*TASK MATERIAL*:
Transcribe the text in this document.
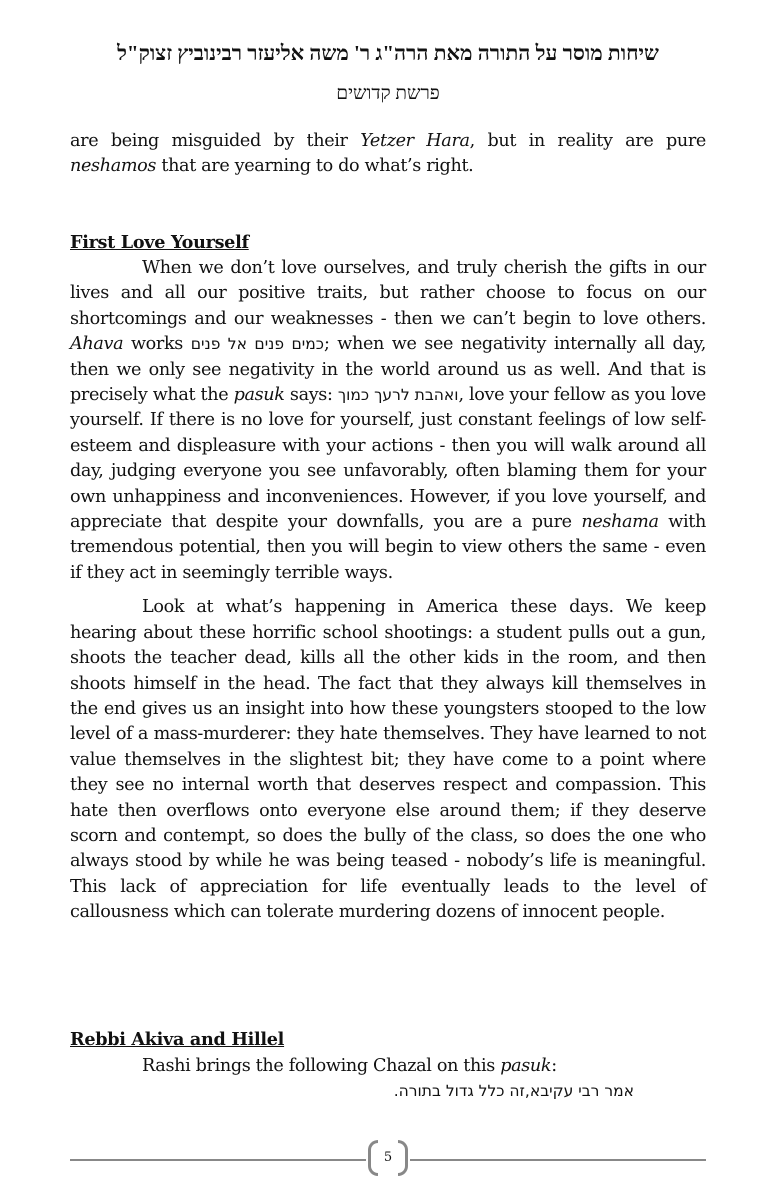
שיחות מוסר על התורה מאת הרה"ג ר' משה אליעזר רבינוביץ זצוק"ל
פרשת קדושים

are being misguided by their Yetzer Hara, but in reality are pure neshamos that are yearning to do what’s right.

First Love Yourself

When we don’t love ourselves, and truly cherish the gifts in our lives and all our positive traits, but rather choose to focus on our shortcomings and our weaknesses - then we can’t begin to love others. Ahava works כמים פנים אל פנים; when we see negativity internally all day, then we only see negativity in the world around us as well. And that is precisely what the pasuk says: ואהבת לרעך כמוך, love your fellow as you love yourself. If there is no love for yourself, just constant feelings of low self-esteem and displeasure with your actions - then you will walk around all day, judging everyone you see unfavorably, often blaming them for your own unhappiness and inconveniences. However, if you love yourself, and appreciate that despite your downfalls, you are a pure neshama with tremendous potential, then you will begin to view others the same - even if they act in seemingly terrible ways.

Look at what’s happening in America these days. We keep hearing about these horrific school shootings: a student pulls out a gun, shoots the teacher dead, kills all the other kids in the room, and then shoots himself in the head. The fact that they always kill themselves in the end gives us an insight into how these youngsters stooped to the low level of a mass-murderer: they hate themselves. They have learned to not value themselves in the slightest bit; they have come to a point where they see no internal worth that deserves respect and compassion. This hate then overflows onto everyone else around them; if they deserve scorn and contempt, so does the bully of the class, so does the one who always stood by while he was being teased - nobody’s life is meaningful. This lack of appreciation for life eventually leads to the level of callousness which can tolerate murdering dozens of innocent people.

Rebbi Akiva and Hillel

Rashi brings the following Chazal on this pasuk:
אמר רבי עקיבא,

זה כלל גדול בתורה.

5
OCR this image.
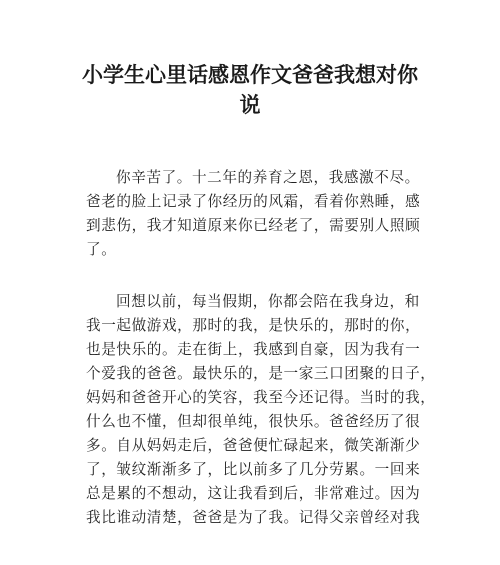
小学生心里话感恩作文爸爸我想对你
说

你辛苦了。十二年的养育之恩，我感激不尽。
爸老的脸上记录了你经历的风霜，看着你熟睡，感
到悲伤，我才知道原来你已经老了，需要别人照顾
了。

回想以前，每当假期，你都会陪在我身边，和
我一起做游戏，那时的我，是快乐的，那时的你，
也是快乐的。走在街上，我感到自豪，因为我有一
个爱我的爸爸。最快乐的，是一家三口团聚的日子，
妈妈和爸爸开心的笑容，我至今还记得。当时的我，
什么也不懂，但却很单纯，很快乐。爸爸经历了很
多。自从妈妈走后，爸爸便忙碌起来，微笑渐渐少
了，皱纹渐渐多了，比以前多了几分劳累。一回来
总是累的不想动，这让我看到后，非常难过。因为
我比谁动清楚，爸爸是为了我。记得父亲曾经对我
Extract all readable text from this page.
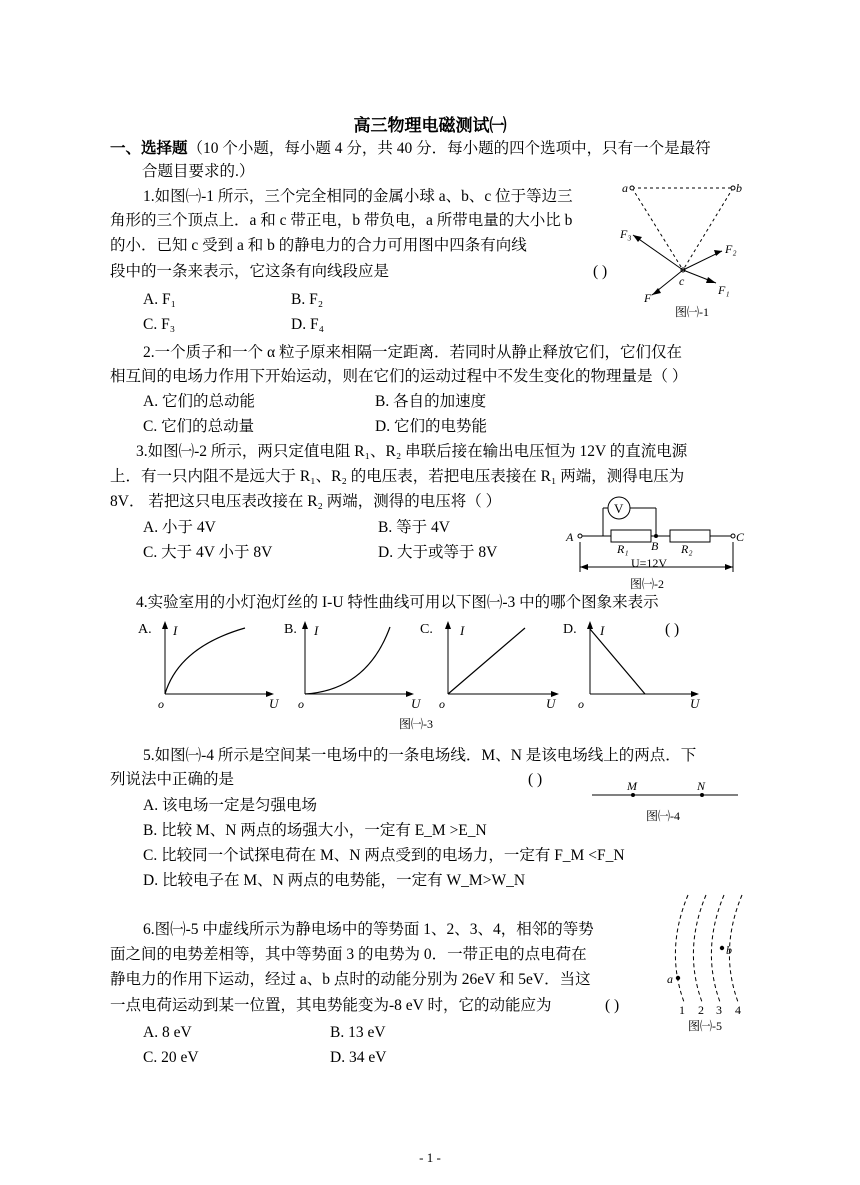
高三物理电磁测试㈠
一、选择题（10 个小题，每小题 4 分，共 40 分．每小题的四个选项中，只有一个是最符
合题目要求的.）
1.如图㈠-1 所示，三个完全相同的金属小球 a、b、c 位于等边三
角形的三个顶点上．a 和 c 带正电，b 带负电，a 所带电量的大小比 b
的小．已知 c 受到 a 和 b 的静电力的合力可用图中四条有向线
段中的一条来表示，它这条有向线段应是	( )
A. F₁	B. F₂
C. F₃	D. F₄
a	b
c
F₃
F₂
F₁
F
图㈠-1
2.一个质子和一个 α 粒子原来相隔一定距离．若同时从静止释放它们，它们仅在
相互间的电场力作用下开始运动，则在它们的运动过程中不发生变化的物理量是（ ）
A. 它们的总动能	B. 各自的加速度
C. 它们的总动量	D. 它们的电势能
3.如图㈠-2 所示，两只定值电阻 R₁、R₂ 串联后接在输出电压恒为 12V 的直流电源
上．有一只内阻不是远大于 R₁、R₂ 的电压表，若把电压表接在 R₁ 两端，测得电压为
8V． 若把这只电压表改接在 R₂ 两端，测得的电压将（ ）
A. 小于 4V	B. 等于 4V
C. 大于 4V 小于 8V	D. 大于或等于 8V
V
A
B
C
R₁	R₂
U=12V
图㈠-2
4.实验室用的小灯泡灯丝的 I-U 特性曲线可用以下图㈠-3 中的哪个图象来表示
( )
A. I
U
o
B. I
U
o
C. I
U
o
D. I
U
o
图㈠-3
5.如图㈠-4 所示是空间某一电场中的一条电场线．M、N 是该电场线上的两点．下
列说法中正确的是	( )
A. 该电场一定是匀强电场
B. 比较 M、N 两点的场强大小，一定有 E_M >E_N
C. 比较同一个试探电荷在 M、N 两点受到的电场力，一定有 F_M <F_N
D. 比较电子在 M、N 两点的电势能，一定有 W_M>W_N
M	N
图㈠-4
6.图㈠-5 中虚线所示为静电场中的等势面 1、2、3、4，相邻的等势
面之间的电势差相等，其中等势面 3 的电势为 0．一带正电的点电荷在
静电力的作用下运动，经过 a、b 点时的动能分别为 26eV 和 5eV．当这
一点电荷运动到某一位置，其电势能变为-8 eV 时，它的动能应为	( )
A. 8 eV	B. 13 eV
C. 20 eV	D. 34 eV
a
b
1 2 3 4
图㈠-5
- 1 -
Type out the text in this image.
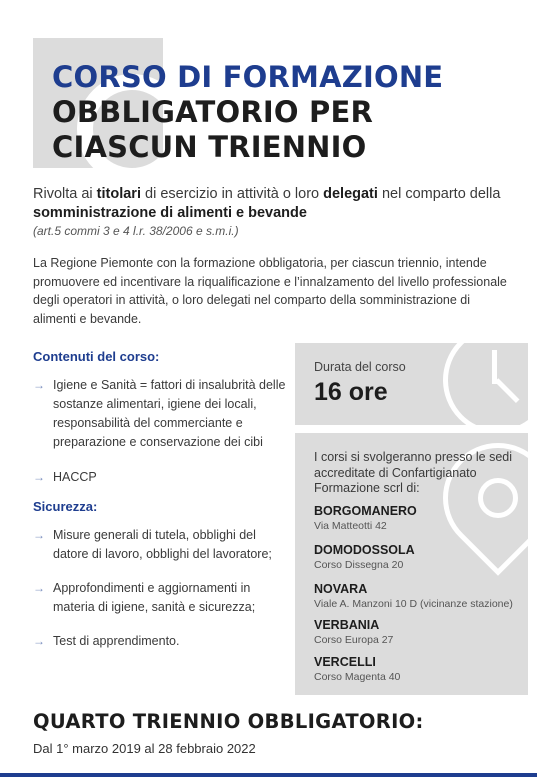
CORSO DI FORMAZIONE
OBBLIGATORIO PER
CIASCUN TRIENNIO
Rivolta ai titolari di esercizio in attività o loro delegati nel comparto della somministrazione di alimenti e bevande
(art.5 commi 3 e 4 l.r. 38/2006 e s.m.i.)

La Regione Piemonte con la formazione obbligatoria, per ciascun triennio, intende promuovere ed incentivare la riqualificazione e l’innalzamento del livello professionale degli operatori in attività, o loro delegati nel comparto della somministrazione di alimenti e bevande.

Contenuti del corso:
→ Igiene e Sanità = fattori di insalubrità delle sostanze alimentari, igiene dei locali, responsabilità del commerciante e preparazione e conservazione dei cibi
→ HACCP
Sicurezza:
→ Misure generali di tutela, obblighi del datore di lavoro, obblighi del lavoratore;
→ Approfondimenti e aggiornamenti in materia di igiene, sanità e sicurezza;
→ Test di apprendimento.
Durata del corso
16 ore
I corsi si svolgeranno presso le sedi accreditate di Confartigianato Formazione scrl di:
BORGOMANERO
Via Matteotti 42
DOMODOSSOLA
Corso Dissegna 20
NOVARA
Viale A. Manzoni 10 D (vicinanze stazione)
VERBANIA
Corso Europa 27
VERCELLI
Corso Magenta 40
QUARTO TRIENNIO OBBLIGATORIO:
Dal 1° marzo 2019 al 28 febbraio 2022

*STATED TASK*: Transcribe the material exactly, keeping every word and none of the pictures.

*COMPLETED EXERCISE*:
Transcribe the text in this document.
שיחות מוסר על התורה מאת הרה"ג ר' משה אליעזר רבינוביץ זצוק"ל
פרשת קדושים

are being misguided by their Yetzer Hara, but in reality are pure neshamos that are yearning to do what’s right.

First Love Yourself

When we don’t love ourselves, and truly cherish the gifts in our lives and all our positive traits, but rather choose to focus on our shortcomings and our weaknesses - then we can’t begin to love others. Ahava works כמים פנים אל פנים; when we see negativity internally all day, then we only see negativity in the world around us as well. And that is precisely what the pasuk says: ואהבת לרעך כמוך, love your fellow as you love yourself. If there is no love for yourself, just constant feelings of low self-esteem and displeasure with your actions - then you will walk around all day, judging everyone you see unfavorably, often blaming them for your own unhappiness and inconveniences. However, if you love yourself, and appreciate that despite your downfalls, you are a pure neshama with tremendous potential, then you will begin to view others the same - even if they act in seemingly terrible ways.

Look at what’s happening in America these days. We keep hearing about these horrific school shootings: a student pulls out a gun, shoots the teacher dead, kills all the other kids in the room, and then shoots himself in the head. The fact that they always kill themselves in the end gives us an insight into how these youngsters stooped to the low level of a mass-murderer: they hate themselves. They have learned to not value themselves in the slightest bit; they have come to a point where they see no internal worth that deserves respect and compassion. This hate then overflows onto everyone else around them; if they deserve scorn and contempt, so does the bully of the class, so does the one who always stood by while he was being teased - nobody’s life is meaningful. This lack of appreciation for life eventually leads to the level of callousness which can tolerate murdering dozens of innocent people.

Rebbi Akiva and Hillel

Rashi brings the following Chazal on this pasuk:
אמר רבי עקיבא,

זה כלל גדול בתורה.

5
OCR this image.
小学生心里话感恩作文爸爸我想对你
说

你辛苦了。十二年的养育之恩，我感激不尽。
爸老的脸上记录了你经历的风霜，看着你熟睡，感
到悲伤，我才知道原来你已经老了，需要别人照顾
了。

回想以前，每当假期，你都会陪在我身边，和
我一起做游戏，那时的我，是快乐的，那时的你，
也是快乐的。走在街上，我感到自豪，因为我有一
个爱我的爸爸。最快乐的，是一家三口团聚的日子，
妈妈和爸爸开心的笑容，我至今还记得。当时的我，
什么也不懂，但却很单纯，很快乐。爸爸经历了很
多。自从妈妈走后，爸爸便忙碌起来，微笑渐渐少
了，皱纹渐渐多了，比以前多了几分劳累。一回来
总是累的不想动，这让我看到后，非常难过。因为
我比谁动清楚，爸爸是为了我。记得父亲曾经对我
Extract all readable text from this page.
高三物理电磁测试㈠
一、选择题（10 个小题，每小题 4 分，共 40 分．每小题的四个选项中，只有一个是最符
合题目要求的.）
1.如图㈠-1 所示，三个完全相同的金属小球 a、b、c 位于等边三
角形的三个顶点上．a 和 c 带正电，b 带负电，a 所带电量的大小比 b
的小．已知 c 受到 a 和 b 的静电力的合力可用图中四条有向线
段中的一条来表示，它这条有向线段应是	( )
A. F₁	B. F₂
C. F₃	D. F₄
a	b
c
F₃
F₂
F₁
F
图㈠-1
2.一个质子和一个 α 粒子原来相隔一定距离．若同时从静止释放它们，它们仅在
相互间的电场力作用下开始运动，则在它们的运动过程中不发生变化的物理量是（ ）
A. 它们的总动能	B. 各自的加速度
C. 它们的总动量	D. 它们的电势能
3.如图㈠-2 所示，两只定值电阻 R₁、R₂ 串联后接在输出电压恒为 12V 的直流电源
上．有一只内阻不是远大于 R₁、R₂ 的电压表，若把电压表接在 R₁ 两端，测得电压为
8V． 若把这只电压表改接在 R₂ 两端，测得的电压将（ ）
A. 小于 4V	B. 等于 4V
C. 大于 4V 小于 8V	D. 大于或等于 8V
V
A
B
C
R₁	R₂
U=12V
图㈠-2
4.实验室用的小灯泡灯丝的 I-U 特性曲线可用以下图㈠-3 中的哪个图象来表示
( )
A. I
U
o
B. I
U
o
C. I
U
o
D. I
U
o
图㈠-3
5.如图㈠-4 所示是空间某一电场中的一条电场线．M、N 是该电场线上的两点．下
列说法中正确的是	( )
A. 该电场一定是匀强电场
B. 比较 M、N 两点的场强大小，一定有 E_M >E_N
C. 比较同一个试探电荷在 M、N 两点受到的电场力，一定有 F_M <F_N
D. 比较电子在 M、N 两点的电势能，一定有 W_M>W_N
M	N
图㈠-4
6.图㈠-5 中虚线所示为静电场中的等势面 1、2、3、4，相邻的等势
面之间的电势差相等，其中等势面 3 的电势为 0．一带正电的点电荷在
静电力的作用下运动，经过 a、b 点时的动能分别为 26eV 和 5eV．当这
一点电荷运动到某一位置，其电势能变为-8 eV 时，它的动能应为	( )
A. 8 eV	B. 13 eV
C. 20 eV	D. 34 eV
a
b
1 2 3 4
图㈠-5
- 1 -
Type out the text in this image.
CORSO DI FORMAZIONE
OBBLIGATORIO PER
CIASCUN TRIENNIO
Rivolta ai titolari di esercizio in attività o loro delegati nel comparto della somministrazione di alimenti e bevande
(art.5 commi 3 e 4 l.r. 38/2006 e s.m.i.)

La Regione Piemonte con la formazione obbligatoria, per ciascun triennio, intende promuovere ed incentivare la riqualificazione e l’innalzamento del livello professionale degli operatori in attività, o loro delegati nel comparto della somministrazione di alimenti e bevande.

Contenuti del corso:
→ Igiene e Sanità = fattori di insalubrità delle sostanze alimentari, igiene dei locali, responsabilità del commerciante e preparazione e conservazione dei cibi
→ HACCP
Sicurezza:
→ Misure generali di tutela, obblighi del datore di lavoro, obblighi del lavoratore;
→ Approfondimenti e aggiornamenti in materia di igiene, sanità e sicurezza;
→ Test di apprendimento.
Durata del corso
16 ore
I corsi si svolgeranno presso le sedi accreditate di Confartigianato Formazione scrl di:
BORGOMANERO
Via Matteotti 42
DOMODOSSOLA
Corso Dissegna 20
NOVARA
Viale A. Manzoni 10 D (vicinanze stazione)
VERBANIA
Corso Europa 27
VERCELLI
Corso Magenta 40
QUARTO TRIENNIO OBBLIGATORIO:
Dal 1° marzo 2019 al 28 febbraio 2022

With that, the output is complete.